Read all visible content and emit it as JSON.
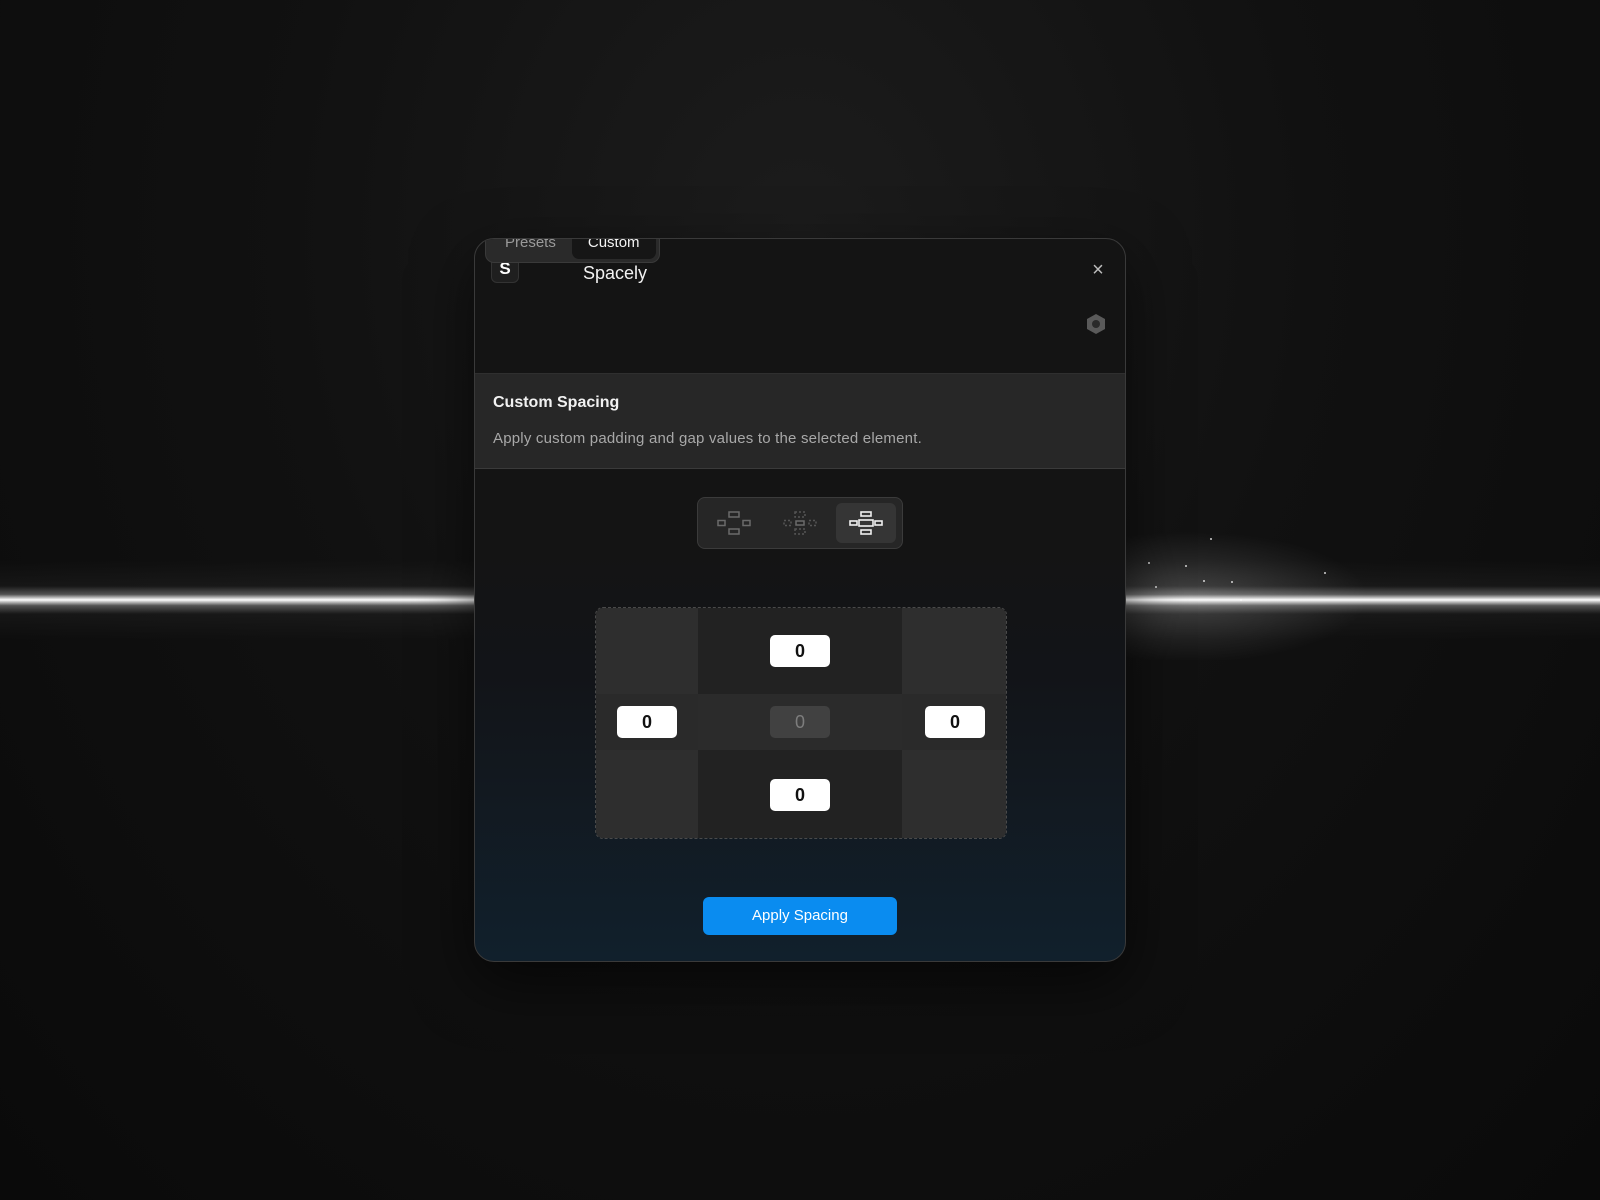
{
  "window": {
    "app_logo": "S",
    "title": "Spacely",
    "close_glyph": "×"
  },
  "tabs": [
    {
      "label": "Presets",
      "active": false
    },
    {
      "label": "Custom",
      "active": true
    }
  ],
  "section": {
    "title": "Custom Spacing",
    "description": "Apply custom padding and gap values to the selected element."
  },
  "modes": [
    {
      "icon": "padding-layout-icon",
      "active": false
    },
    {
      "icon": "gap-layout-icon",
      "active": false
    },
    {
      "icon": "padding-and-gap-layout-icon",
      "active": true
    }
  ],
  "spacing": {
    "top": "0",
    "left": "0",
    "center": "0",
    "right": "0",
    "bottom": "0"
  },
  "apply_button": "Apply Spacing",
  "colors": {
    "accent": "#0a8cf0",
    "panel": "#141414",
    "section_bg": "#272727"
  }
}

■ Stated task
Copy every record above exactly, leaving out any pictures.

■ Solution to this problem
Read all visible content and emit it as JSON.
{
  "window": {
    "app_logo": "S",
    "title": "Spacely",
    "close_glyph": "×"
  },
  "tabs": [
    {
      "label": "Presets",
      "active": false
    },
    {
      "label": "Custom",
      "active": true
    }
  ],
  "section": {
    "title": "Custom Spacing",
    "description": "Apply custom padding and gap values to the selected element."
  },
  "modes": [
    {
      "icon": "padding-layout-icon",
      "active": false
    },
    {
      "icon": "gap-layout-icon",
      "active": false
    },
    {
      "icon": "padding-and-gap-layout-icon",
      "active": true
    }
  ],
  "spacing": {
    "top": "0",
    "left": "0",
    "center": "0",
    "right": "0",
    "bottom": "0"
  },
  "apply_button": "Apply Spacing",
  "colors": {
    "accent": "#0a8cf0",
    "panel": "#141414",
    "section_bg": "#272727"
  }
}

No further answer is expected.